Written instruction. In the material below, identify each line bearing the word "звуковой". Reproduce those lines.

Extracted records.

■ ■ ■

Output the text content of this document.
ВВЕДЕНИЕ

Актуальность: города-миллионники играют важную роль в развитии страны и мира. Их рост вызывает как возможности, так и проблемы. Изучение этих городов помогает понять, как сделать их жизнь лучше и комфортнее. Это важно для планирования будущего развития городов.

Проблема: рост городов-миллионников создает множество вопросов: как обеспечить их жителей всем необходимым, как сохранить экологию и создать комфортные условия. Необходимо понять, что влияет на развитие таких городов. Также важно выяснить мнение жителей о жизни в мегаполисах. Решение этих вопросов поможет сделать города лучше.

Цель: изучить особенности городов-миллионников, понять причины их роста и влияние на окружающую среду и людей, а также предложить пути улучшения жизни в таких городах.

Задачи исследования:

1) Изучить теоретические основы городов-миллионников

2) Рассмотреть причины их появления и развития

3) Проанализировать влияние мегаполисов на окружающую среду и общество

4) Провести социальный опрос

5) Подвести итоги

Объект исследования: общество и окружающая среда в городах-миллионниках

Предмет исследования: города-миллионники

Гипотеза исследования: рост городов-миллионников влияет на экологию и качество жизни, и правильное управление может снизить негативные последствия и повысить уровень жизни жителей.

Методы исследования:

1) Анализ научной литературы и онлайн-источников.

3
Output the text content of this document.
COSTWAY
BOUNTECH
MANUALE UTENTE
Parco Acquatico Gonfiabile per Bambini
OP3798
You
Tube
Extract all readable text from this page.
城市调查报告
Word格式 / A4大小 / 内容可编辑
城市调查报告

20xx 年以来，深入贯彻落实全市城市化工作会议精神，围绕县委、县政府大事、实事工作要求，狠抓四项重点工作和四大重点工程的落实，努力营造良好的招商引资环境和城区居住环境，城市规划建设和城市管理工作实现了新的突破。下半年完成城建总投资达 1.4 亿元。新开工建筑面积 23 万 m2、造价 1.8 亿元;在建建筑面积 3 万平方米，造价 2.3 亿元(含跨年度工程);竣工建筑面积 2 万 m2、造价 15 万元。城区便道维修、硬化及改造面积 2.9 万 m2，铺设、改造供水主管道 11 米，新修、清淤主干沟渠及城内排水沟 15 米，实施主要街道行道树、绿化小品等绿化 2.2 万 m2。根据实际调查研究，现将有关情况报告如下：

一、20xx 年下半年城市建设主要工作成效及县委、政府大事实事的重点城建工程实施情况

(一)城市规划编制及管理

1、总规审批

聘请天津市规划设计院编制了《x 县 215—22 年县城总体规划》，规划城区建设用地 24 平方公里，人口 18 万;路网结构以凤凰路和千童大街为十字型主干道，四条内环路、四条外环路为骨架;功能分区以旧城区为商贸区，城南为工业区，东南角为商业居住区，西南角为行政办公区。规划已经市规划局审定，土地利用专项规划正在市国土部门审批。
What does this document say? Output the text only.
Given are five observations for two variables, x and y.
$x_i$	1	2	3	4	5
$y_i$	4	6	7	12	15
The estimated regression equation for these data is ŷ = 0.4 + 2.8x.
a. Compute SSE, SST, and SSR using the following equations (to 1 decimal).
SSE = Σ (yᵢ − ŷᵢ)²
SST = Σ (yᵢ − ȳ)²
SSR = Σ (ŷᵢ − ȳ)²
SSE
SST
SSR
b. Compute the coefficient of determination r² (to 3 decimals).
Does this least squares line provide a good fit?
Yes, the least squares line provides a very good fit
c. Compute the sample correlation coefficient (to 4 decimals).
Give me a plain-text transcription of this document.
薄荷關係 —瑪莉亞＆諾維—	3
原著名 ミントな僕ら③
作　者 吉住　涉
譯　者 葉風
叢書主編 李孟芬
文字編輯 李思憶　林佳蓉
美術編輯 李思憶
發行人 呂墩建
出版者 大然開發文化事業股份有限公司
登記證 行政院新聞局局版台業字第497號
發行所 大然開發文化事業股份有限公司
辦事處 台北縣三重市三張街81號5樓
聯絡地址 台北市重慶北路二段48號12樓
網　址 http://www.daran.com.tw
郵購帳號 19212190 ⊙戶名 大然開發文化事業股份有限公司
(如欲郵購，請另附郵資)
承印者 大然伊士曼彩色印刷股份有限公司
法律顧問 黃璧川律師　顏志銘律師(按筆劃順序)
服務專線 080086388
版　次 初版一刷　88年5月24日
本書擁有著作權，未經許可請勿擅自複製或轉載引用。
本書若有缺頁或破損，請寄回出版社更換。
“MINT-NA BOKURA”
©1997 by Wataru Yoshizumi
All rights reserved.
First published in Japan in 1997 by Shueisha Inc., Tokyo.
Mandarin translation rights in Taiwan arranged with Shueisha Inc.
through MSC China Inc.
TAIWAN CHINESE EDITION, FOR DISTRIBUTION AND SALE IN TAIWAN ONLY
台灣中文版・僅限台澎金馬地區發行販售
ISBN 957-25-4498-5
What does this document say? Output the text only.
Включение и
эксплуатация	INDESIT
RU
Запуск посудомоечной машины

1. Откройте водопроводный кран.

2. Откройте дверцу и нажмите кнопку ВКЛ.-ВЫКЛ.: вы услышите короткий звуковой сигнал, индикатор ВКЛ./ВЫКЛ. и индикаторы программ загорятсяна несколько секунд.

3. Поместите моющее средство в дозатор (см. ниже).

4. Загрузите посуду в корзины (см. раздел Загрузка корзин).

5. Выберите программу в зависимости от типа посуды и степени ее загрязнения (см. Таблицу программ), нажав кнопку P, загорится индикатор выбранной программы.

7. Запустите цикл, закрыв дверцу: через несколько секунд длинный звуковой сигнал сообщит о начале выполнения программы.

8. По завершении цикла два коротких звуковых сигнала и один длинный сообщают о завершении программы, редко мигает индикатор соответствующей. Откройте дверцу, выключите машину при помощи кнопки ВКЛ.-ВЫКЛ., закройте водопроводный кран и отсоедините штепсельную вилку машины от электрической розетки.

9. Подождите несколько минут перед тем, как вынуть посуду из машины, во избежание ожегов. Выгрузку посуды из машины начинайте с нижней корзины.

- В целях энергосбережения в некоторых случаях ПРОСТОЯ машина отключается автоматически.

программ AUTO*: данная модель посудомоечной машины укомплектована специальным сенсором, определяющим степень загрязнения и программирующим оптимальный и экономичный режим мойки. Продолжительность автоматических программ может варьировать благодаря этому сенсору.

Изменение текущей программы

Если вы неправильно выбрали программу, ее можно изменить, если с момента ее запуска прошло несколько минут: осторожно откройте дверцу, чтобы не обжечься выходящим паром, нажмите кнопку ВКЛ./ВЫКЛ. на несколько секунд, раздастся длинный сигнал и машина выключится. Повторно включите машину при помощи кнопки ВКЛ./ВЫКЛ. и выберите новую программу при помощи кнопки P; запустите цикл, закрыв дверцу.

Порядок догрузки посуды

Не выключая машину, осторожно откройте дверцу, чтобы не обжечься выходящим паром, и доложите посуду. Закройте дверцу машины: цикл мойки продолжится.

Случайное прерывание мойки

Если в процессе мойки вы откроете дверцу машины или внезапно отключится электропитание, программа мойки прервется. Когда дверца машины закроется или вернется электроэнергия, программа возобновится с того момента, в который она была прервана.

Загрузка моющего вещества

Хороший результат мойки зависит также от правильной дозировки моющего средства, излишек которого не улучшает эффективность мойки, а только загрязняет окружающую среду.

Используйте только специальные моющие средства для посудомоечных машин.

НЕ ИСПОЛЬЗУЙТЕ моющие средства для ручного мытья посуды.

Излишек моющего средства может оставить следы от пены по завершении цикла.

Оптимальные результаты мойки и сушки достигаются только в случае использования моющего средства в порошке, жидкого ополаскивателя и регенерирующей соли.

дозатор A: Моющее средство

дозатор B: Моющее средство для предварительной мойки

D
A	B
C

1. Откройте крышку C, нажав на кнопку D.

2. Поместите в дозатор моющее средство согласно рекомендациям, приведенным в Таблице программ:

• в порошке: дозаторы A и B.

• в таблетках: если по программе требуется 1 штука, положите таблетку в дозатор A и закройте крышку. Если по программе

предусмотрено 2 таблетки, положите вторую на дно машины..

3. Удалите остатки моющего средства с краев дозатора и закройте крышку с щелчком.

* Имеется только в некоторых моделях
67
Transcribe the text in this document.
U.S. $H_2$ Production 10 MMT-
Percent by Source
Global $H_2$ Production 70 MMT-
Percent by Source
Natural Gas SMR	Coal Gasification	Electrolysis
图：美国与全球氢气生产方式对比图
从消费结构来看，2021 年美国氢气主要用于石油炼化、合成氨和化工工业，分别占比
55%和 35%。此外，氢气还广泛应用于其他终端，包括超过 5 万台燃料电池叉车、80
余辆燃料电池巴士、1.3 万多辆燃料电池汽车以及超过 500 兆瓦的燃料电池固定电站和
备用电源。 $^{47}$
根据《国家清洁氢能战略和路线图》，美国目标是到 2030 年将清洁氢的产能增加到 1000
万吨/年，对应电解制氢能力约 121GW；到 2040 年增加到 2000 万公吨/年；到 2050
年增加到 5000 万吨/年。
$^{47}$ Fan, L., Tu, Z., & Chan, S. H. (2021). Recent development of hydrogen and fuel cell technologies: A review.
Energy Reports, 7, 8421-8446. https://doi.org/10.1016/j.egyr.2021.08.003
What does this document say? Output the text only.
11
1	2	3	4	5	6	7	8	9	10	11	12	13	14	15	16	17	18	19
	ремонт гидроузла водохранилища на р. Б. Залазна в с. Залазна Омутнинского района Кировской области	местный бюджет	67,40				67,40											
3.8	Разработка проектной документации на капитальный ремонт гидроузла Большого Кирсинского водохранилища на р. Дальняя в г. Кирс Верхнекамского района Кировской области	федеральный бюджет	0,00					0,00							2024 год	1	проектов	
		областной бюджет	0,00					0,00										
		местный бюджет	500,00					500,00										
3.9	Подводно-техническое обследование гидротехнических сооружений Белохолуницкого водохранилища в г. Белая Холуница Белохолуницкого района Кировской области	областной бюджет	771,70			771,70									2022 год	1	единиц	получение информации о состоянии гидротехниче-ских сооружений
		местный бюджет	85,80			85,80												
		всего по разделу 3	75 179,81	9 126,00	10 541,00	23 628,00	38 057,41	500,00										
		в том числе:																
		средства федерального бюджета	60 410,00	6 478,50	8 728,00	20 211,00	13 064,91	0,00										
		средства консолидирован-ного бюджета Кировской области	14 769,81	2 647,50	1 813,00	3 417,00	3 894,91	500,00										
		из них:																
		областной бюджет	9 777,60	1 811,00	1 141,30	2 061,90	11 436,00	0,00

■ ■ ■

Answer to this problem.
2. Откройте дверцу и нажмите кнопку ВКЛ.-ВЫКЛ.: вы услышите короткий звуковой сигнал, индикатор ВКЛ./ВЫКЛ. и индикаторы программ загорятсяна несколько секунд.
7. Запустите цикл, закрыв дверцу: через несколько секунд длинный звуковой сигнал сообщит о начале выполнения программы.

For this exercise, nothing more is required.